What you have to do: Reproduce every one of the following rows line for line, with no changes.

———

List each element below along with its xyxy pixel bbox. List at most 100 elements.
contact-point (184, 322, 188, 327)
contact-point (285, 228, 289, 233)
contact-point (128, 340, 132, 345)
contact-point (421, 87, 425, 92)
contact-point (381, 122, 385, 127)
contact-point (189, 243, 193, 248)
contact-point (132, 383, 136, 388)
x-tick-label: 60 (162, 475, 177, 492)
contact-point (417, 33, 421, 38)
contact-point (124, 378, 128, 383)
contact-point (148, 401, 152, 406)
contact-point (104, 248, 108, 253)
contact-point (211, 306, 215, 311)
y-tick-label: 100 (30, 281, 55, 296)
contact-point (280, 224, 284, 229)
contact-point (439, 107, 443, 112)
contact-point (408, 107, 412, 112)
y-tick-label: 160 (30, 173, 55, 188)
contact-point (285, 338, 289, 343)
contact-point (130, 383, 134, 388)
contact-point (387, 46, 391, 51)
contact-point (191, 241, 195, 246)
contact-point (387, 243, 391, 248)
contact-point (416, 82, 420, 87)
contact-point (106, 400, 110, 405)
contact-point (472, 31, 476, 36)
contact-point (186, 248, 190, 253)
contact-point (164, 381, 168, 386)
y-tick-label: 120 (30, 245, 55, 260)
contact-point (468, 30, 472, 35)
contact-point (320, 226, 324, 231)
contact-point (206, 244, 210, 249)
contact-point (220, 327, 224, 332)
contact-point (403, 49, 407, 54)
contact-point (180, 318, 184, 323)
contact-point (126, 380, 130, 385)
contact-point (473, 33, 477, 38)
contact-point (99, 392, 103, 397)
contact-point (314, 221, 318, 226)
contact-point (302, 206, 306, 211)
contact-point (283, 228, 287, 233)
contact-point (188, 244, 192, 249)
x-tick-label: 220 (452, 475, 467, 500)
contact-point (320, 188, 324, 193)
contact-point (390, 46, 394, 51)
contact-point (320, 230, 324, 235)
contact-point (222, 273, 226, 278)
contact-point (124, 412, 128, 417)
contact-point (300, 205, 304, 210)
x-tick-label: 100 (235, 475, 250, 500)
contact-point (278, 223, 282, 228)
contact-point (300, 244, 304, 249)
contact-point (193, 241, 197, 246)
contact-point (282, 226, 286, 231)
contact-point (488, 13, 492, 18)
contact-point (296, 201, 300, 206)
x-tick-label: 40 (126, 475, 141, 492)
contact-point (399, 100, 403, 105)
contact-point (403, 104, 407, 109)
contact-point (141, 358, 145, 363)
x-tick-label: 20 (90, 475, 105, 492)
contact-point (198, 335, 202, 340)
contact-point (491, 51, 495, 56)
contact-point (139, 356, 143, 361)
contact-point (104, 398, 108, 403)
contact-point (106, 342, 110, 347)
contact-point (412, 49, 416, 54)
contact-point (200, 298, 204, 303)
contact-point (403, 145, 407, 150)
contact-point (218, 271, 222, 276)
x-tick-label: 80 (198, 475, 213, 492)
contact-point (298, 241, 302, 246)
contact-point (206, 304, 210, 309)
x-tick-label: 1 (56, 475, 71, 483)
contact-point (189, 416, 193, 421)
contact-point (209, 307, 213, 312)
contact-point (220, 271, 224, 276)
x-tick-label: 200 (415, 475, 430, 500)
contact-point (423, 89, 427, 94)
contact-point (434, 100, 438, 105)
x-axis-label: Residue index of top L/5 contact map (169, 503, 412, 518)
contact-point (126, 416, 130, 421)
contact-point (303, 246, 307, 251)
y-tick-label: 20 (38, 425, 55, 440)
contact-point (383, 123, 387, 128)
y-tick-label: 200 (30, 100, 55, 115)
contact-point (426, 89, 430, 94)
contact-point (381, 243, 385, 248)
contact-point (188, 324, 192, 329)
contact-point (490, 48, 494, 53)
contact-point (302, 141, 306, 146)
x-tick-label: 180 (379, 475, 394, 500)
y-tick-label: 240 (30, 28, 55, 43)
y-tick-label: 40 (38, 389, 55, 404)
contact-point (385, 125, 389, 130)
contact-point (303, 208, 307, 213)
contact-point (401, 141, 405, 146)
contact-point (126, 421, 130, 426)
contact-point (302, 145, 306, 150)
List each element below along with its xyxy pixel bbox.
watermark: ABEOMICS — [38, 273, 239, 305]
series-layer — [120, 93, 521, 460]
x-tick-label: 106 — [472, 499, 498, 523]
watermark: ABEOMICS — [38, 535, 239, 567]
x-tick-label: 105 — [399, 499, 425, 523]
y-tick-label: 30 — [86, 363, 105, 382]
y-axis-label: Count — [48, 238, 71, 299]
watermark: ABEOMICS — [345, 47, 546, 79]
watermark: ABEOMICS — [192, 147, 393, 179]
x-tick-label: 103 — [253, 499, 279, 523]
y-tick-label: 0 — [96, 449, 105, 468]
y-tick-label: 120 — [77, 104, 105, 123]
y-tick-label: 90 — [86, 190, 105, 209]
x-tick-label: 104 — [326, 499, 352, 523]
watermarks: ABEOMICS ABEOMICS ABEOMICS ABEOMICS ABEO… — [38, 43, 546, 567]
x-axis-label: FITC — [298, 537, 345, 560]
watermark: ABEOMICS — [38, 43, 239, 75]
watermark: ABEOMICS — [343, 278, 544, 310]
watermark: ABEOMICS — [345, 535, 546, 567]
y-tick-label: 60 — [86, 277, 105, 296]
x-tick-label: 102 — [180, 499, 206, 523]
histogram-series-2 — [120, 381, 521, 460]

———

Final result:
List each element below along with its xyxy pixel bbox. List at most 100 elements.
contact-point (184, 322, 188, 327)
contact-point (285, 228, 289, 233)
contact-point (128, 340, 132, 345)
contact-point (421, 87, 425, 92)
contact-point (381, 122, 385, 127)
contact-point (189, 243, 193, 248)
contact-point (132, 383, 136, 388)
x-tick-label: 60 (162, 475, 177, 492)
contact-point (417, 33, 421, 38)
contact-point (124, 378, 128, 383)
contact-point (148, 401, 152, 406)
contact-point (104, 248, 108, 253)
contact-point (211, 306, 215, 311)
y-tick-label: 100 (30, 281, 55, 296)
contact-point (280, 224, 284, 229)
contact-point (439, 107, 443, 112)
contact-point (408, 107, 412, 112)
y-tick-label: 160 (30, 173, 55, 188)
contact-point (285, 338, 289, 343)
contact-point (130, 383, 134, 388)
contact-point (387, 46, 391, 51)
contact-point (191, 241, 195, 246)
contact-point (387, 243, 391, 248)
contact-point (416, 82, 420, 87)
contact-point (106, 400, 110, 405)
contact-point (472, 31, 476, 36)
contact-point (186, 248, 190, 253)
contact-point (164, 381, 168, 386)
y-tick-label: 120 (30, 245, 55, 260)
contact-point (468, 30, 472, 35)
contact-point (320, 226, 324, 231)
contact-point (206, 244, 210, 249)
contact-point (220, 327, 224, 332)
contact-point (403, 49, 407, 54)
contact-point (180, 318, 184, 323)
contact-point (126, 380, 130, 385)
contact-point (473, 33, 477, 38)
contact-point (99, 392, 103, 397)
contact-point (314, 221, 318, 226)
contact-point (302, 206, 306, 211)
contact-point (283, 228, 287, 233)
contact-point (188, 244, 192, 249)
x-tick-label: 220 (452, 475, 467, 500)
contact-point (320, 188, 324, 193)
contact-point (390, 46, 394, 51)
contact-point (320, 230, 324, 235)
contact-point (222, 273, 226, 278)
contact-point (124, 412, 128, 417)
contact-point (300, 205, 304, 210)
x-tick-label: 100 (235, 475, 250, 500)
contact-point (278, 223, 282, 228)
contact-point (300, 244, 304, 249)
contact-point (193, 241, 197, 246)
contact-point (282, 226, 286, 231)
contact-point (488, 13, 492, 18)
contact-point (296, 201, 300, 206)
x-tick-label: 40 (126, 475, 141, 492)
contact-point (399, 100, 403, 105)
contact-point (403, 104, 407, 109)
contact-point (141, 358, 145, 363)
x-tick-label: 20 (90, 475, 105, 492)
contact-point (198, 335, 202, 340)
contact-point (491, 51, 495, 56)
contact-point (139, 356, 143, 361)
contact-point (104, 398, 108, 403)
contact-point (106, 342, 110, 347)
contact-point (412, 49, 416, 54)
contact-point (200, 298, 204, 303)
contact-point (403, 145, 407, 150)
contact-point (218, 271, 222, 276)
x-tick-label: 80 (198, 475, 213, 492)
contact-point (298, 241, 302, 246)
contact-point (206, 304, 210, 309)
x-tick-label: 1 (56, 475, 71, 483)
contact-point (189, 416, 193, 421)
contact-point (209, 307, 213, 312)
contact-point (220, 271, 224, 276)
x-tick-label: 200 (415, 475, 430, 500)
contact-point (423, 89, 427, 94)
contact-point (434, 100, 438, 105)
x-axis-label: Residue index of top L/5 contact map (169, 503, 412, 518)
contact-point (126, 416, 130, 421)
contact-point (303, 246, 307, 251)
y-tick-label: 20 (38, 425, 55, 440)
contact-point (383, 123, 387, 128)
y-tick-label: 200 (30, 100, 55, 115)
contact-point (426, 89, 430, 94)
contact-point (381, 243, 385, 248)
contact-point (188, 324, 192, 329)
contact-point (490, 48, 494, 53)
contact-point (302, 141, 306, 146)
x-tick-label: 180 (379, 475, 394, 500)
y-tick-label: 240 (30, 28, 55, 43)
y-tick-label: 40 (38, 389, 55, 404)
contact-point (385, 125, 389, 130)
contact-point (303, 208, 307, 213)
contact-point (401, 141, 405, 146)
contact-point (126, 421, 130, 426)
contact-point (302, 145, 306, 150)
List each element below along with its xyxy pixel bbox.
watermark: ABEOMICS — [38, 273, 239, 305]
series-layer — [120, 93, 521, 460]
x-tick-label: 106 — [472, 499, 498, 523]
watermark: ABEOMICS — [38, 535, 239, 567]
x-tick-label: 105 — [399, 499, 425, 523]
y-tick-label: 30 — [86, 363, 105, 382]
y-axis-label: Count — [48, 238, 71, 299]
watermark: ABEOMICS — [345, 47, 546, 79]
watermark: ABEOMICS — [192, 147, 393, 179]
x-tick-label: 103 — [253, 499, 279, 523]
y-tick-label: 0 — [96, 449, 105, 468]
y-tick-label: 120 — [77, 104, 105, 123]
y-tick-label: 90 — [86, 190, 105, 209]
x-tick-label: 104 — [326, 499, 352, 523]
watermarks: ABEOMICS ABEOMICS ABEOMICS ABEOMICS ABEO… — [38, 43, 546, 567]
x-axis-label: FITC — [298, 537, 345, 560]
watermark: ABEOMICS — [38, 43, 239, 75]
watermark: ABEOMICS — [343, 278, 544, 310]
watermark: ABEOMICS — [345, 535, 546, 567]
y-tick-label: 60 — [86, 277, 105, 296]
x-tick-label: 102 — [180, 499, 206, 523]
histogram-series-2 — [120, 381, 521, 460]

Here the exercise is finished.